━━ Given information
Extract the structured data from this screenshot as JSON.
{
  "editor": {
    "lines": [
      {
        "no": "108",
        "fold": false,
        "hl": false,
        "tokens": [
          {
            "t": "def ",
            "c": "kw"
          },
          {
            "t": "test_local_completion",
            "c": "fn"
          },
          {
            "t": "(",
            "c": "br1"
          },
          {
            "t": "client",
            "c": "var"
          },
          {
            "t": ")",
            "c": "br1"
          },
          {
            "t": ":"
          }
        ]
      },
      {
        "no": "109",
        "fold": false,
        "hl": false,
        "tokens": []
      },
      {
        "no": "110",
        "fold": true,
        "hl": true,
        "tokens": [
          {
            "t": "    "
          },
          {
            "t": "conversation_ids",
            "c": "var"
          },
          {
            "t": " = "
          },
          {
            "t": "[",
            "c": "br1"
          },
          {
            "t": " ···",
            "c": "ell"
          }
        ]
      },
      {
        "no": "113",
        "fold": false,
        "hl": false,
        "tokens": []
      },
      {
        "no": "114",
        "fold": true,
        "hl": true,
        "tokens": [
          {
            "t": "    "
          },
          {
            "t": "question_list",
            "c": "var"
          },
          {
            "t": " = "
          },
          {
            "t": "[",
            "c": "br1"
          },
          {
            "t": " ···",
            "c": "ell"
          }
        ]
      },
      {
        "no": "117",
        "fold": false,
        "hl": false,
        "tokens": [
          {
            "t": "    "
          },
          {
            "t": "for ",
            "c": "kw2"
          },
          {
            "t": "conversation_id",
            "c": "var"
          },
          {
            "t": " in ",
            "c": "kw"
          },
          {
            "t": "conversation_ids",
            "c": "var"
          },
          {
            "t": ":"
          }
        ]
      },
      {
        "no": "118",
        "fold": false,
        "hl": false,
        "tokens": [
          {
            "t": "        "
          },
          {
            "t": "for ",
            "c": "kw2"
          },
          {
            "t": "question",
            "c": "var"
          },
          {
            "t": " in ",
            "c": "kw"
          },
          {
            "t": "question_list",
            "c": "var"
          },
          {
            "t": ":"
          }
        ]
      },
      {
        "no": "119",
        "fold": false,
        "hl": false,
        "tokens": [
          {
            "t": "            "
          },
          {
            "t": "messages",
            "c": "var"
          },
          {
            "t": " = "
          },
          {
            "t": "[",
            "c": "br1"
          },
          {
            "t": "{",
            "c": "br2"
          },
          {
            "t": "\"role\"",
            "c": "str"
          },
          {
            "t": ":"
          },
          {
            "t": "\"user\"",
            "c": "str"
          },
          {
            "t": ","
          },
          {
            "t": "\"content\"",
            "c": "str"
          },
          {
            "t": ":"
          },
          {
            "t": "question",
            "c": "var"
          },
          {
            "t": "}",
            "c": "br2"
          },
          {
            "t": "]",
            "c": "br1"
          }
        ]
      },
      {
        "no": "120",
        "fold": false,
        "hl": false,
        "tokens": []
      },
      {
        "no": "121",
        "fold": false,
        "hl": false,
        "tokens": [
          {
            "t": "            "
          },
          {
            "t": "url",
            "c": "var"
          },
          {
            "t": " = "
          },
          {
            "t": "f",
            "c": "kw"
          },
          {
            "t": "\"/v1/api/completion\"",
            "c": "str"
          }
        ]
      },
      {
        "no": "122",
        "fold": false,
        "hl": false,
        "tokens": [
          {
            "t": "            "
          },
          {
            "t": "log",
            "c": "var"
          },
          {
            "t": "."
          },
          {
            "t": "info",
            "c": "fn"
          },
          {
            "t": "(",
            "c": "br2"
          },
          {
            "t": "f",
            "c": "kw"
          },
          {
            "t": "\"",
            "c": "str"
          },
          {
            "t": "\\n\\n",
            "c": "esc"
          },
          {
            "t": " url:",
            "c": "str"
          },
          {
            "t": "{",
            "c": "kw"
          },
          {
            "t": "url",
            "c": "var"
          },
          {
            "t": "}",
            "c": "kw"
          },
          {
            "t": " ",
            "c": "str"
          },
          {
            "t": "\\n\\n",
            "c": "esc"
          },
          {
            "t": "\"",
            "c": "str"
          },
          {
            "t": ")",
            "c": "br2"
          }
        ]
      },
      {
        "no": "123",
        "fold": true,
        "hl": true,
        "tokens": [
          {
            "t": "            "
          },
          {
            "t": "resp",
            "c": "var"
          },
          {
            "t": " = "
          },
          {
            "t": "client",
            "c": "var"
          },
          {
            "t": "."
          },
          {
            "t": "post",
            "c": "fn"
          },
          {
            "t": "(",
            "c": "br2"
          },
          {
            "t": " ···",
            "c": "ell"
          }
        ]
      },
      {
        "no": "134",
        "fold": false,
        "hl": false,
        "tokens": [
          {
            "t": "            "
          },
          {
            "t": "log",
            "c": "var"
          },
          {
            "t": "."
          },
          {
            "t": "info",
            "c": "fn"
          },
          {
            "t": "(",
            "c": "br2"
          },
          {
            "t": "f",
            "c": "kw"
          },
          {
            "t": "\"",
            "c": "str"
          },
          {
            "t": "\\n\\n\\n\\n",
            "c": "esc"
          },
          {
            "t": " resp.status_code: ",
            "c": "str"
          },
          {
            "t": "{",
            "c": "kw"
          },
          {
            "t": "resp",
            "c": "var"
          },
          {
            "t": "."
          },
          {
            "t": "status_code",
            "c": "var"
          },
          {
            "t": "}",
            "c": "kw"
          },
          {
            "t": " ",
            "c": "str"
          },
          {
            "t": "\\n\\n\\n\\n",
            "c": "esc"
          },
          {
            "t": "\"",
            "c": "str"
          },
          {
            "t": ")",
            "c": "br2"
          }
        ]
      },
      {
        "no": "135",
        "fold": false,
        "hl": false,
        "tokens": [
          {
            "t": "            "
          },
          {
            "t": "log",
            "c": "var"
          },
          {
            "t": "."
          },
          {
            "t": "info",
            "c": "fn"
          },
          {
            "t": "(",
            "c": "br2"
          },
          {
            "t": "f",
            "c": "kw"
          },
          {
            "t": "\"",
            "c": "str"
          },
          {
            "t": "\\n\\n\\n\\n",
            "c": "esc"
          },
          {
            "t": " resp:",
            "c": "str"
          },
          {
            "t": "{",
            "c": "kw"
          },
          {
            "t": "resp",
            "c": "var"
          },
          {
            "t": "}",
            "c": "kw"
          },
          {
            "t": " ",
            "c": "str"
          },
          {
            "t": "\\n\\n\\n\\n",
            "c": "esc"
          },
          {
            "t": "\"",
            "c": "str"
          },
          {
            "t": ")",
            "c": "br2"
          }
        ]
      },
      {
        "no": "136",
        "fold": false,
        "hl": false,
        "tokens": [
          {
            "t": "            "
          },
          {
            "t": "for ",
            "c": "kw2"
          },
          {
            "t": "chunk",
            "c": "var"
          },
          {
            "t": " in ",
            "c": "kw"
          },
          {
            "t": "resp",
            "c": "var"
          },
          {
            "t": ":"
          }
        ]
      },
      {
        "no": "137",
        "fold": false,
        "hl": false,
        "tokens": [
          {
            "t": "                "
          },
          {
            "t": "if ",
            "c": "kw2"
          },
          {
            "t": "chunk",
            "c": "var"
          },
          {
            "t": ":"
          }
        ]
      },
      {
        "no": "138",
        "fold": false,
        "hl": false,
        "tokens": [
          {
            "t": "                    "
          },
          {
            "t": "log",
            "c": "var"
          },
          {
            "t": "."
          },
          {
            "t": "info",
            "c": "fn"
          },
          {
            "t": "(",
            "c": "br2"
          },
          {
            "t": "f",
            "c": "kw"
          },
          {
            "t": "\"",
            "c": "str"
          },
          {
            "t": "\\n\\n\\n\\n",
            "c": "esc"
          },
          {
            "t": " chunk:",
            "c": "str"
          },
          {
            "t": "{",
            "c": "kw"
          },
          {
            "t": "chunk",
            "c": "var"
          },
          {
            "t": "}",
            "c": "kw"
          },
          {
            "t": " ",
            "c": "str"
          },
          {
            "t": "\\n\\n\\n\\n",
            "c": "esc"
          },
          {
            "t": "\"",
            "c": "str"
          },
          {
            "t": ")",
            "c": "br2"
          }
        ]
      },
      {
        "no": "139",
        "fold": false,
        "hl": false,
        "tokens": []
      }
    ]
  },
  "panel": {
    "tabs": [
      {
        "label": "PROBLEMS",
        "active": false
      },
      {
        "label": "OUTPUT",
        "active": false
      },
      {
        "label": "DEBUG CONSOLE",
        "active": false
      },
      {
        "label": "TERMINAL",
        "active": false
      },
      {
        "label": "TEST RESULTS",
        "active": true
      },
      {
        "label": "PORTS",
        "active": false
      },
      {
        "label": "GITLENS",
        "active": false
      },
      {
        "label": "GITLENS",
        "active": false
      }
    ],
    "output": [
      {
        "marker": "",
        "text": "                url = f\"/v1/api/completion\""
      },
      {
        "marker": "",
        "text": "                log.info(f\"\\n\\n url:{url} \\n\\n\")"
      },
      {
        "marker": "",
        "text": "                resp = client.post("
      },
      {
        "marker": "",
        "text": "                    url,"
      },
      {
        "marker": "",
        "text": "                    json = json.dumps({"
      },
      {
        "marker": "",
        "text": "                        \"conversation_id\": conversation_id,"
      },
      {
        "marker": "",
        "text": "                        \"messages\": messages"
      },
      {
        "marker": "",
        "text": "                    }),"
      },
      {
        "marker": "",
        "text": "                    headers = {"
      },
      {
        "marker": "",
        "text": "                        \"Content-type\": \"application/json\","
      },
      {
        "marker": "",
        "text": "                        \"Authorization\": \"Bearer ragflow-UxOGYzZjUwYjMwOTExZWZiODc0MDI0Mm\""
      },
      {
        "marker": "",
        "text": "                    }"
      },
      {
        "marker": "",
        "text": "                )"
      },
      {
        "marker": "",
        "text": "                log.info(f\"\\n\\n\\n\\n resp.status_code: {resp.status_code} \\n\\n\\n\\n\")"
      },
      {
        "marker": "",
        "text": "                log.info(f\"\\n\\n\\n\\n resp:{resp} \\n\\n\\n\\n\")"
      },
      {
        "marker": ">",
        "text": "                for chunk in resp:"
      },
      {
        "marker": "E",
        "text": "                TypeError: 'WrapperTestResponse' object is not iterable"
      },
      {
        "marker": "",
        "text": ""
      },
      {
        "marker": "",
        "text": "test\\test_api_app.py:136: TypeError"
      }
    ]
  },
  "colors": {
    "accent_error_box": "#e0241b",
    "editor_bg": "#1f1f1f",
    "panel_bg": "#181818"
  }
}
━━━━
> _Description of the task_: From the entries above, copy each line holding "TypeError".

> _Answer to the problem_:
        "text": "                TypeError: 'WrapperTestResponse' object is not iterable"
        "text": "test\\test_api_app.py:136: TypeError"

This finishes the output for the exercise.